>> BEGIN

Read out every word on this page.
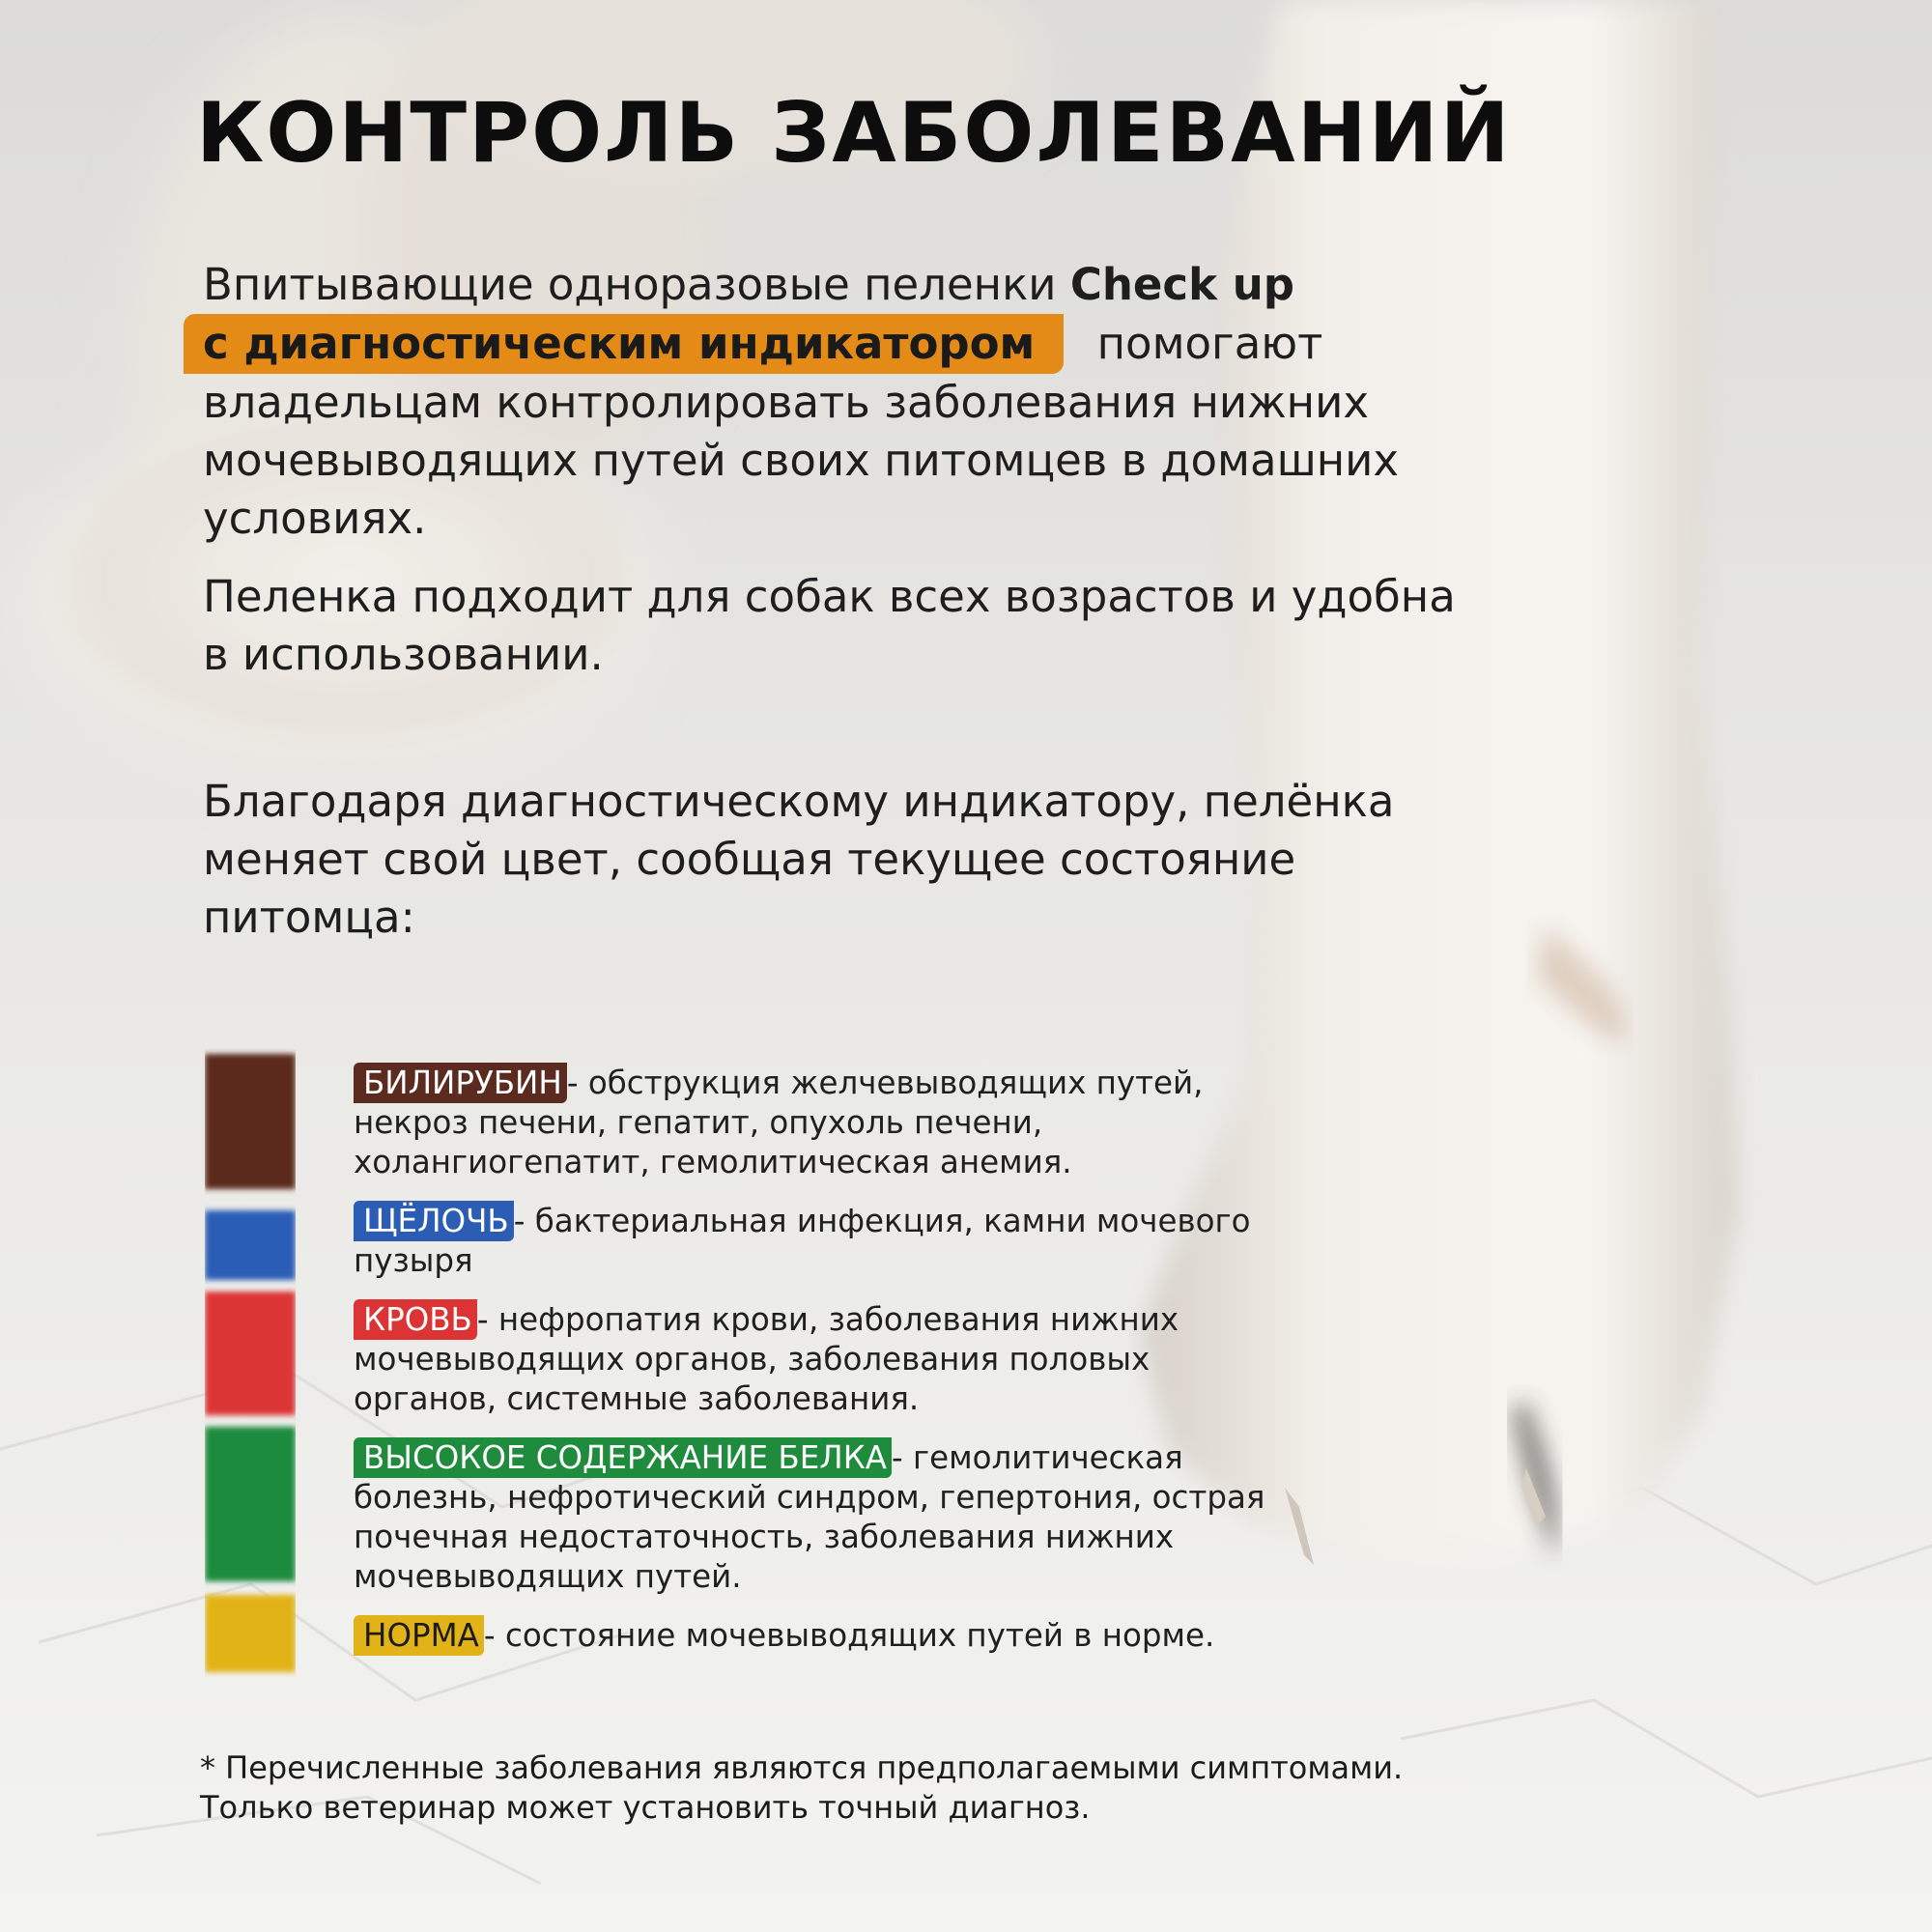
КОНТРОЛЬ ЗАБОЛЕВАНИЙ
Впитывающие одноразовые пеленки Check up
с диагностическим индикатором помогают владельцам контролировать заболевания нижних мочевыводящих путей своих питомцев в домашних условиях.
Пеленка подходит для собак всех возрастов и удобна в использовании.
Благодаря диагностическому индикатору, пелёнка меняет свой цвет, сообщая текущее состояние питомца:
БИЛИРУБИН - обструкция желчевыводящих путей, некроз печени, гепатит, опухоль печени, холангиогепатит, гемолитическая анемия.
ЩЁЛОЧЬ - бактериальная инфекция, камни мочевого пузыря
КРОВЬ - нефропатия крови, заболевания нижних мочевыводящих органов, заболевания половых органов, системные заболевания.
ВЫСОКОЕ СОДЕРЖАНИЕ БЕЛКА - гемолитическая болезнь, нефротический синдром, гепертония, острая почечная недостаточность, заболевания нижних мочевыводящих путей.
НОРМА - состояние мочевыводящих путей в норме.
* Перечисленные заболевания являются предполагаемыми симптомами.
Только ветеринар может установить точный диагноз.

>> END
>> BEGIN

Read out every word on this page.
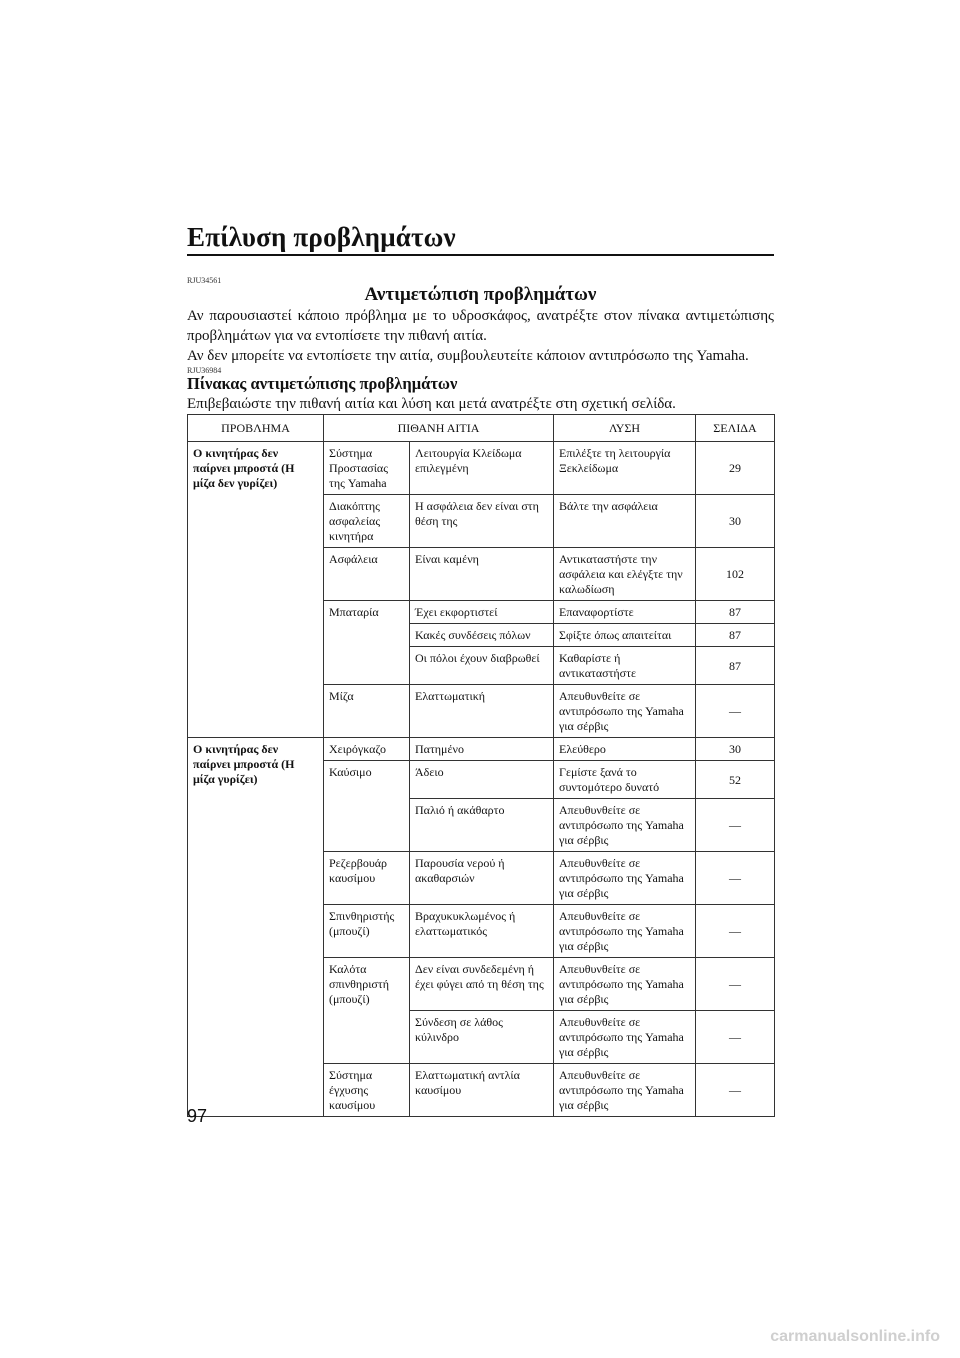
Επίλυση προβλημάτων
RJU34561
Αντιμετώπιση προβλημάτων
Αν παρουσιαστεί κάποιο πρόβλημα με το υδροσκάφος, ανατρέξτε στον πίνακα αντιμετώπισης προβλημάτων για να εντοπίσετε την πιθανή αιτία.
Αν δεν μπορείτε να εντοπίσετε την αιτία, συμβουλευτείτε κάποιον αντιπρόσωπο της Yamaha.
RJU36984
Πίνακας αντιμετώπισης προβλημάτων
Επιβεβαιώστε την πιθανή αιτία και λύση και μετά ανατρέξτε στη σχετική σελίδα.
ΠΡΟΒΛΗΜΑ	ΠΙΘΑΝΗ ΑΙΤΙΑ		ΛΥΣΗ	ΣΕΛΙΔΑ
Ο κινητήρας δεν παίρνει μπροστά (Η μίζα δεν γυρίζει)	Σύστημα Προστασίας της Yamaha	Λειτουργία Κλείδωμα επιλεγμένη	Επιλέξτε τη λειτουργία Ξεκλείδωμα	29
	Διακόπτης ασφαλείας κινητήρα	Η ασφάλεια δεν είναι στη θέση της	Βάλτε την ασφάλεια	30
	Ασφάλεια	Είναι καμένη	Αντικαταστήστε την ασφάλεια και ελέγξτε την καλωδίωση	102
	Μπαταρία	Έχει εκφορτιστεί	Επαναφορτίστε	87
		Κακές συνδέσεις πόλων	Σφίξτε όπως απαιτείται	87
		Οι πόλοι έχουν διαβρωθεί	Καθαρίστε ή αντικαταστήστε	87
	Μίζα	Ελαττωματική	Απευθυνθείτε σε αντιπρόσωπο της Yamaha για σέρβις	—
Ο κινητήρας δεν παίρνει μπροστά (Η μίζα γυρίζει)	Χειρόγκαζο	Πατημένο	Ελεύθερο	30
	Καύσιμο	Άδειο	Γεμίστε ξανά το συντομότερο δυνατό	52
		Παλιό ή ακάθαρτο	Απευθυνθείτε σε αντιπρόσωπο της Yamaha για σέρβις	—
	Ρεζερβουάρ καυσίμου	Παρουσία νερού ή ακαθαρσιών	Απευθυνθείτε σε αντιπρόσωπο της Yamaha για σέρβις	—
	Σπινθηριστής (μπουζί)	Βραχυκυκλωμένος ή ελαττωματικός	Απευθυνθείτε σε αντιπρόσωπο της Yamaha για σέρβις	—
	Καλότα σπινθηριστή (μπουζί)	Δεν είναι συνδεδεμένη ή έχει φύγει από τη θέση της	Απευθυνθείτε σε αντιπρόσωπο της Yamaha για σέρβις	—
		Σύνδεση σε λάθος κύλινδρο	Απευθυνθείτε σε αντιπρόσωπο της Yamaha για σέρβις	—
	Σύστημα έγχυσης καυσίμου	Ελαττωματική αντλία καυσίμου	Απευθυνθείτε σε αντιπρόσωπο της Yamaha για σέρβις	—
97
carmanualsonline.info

>> END

### Description of the task
Search the records for the string "θέση" and return every line in which it occurs.

### Solution for this problem
	Διακόπτης ασφαλείας κινητήρα	Η ασφάλεια δεν είναι στη θέση της	Βάλτε την ασφάλεια	30
	Καλότα σπινθηριστή (μπουζί)	Δεν είναι συνδεδεμένη ή έχει φύγει από τη θέση της	Απευθυνθείτε σε αντιπρόσωπο της Yamaha για σέρβις	—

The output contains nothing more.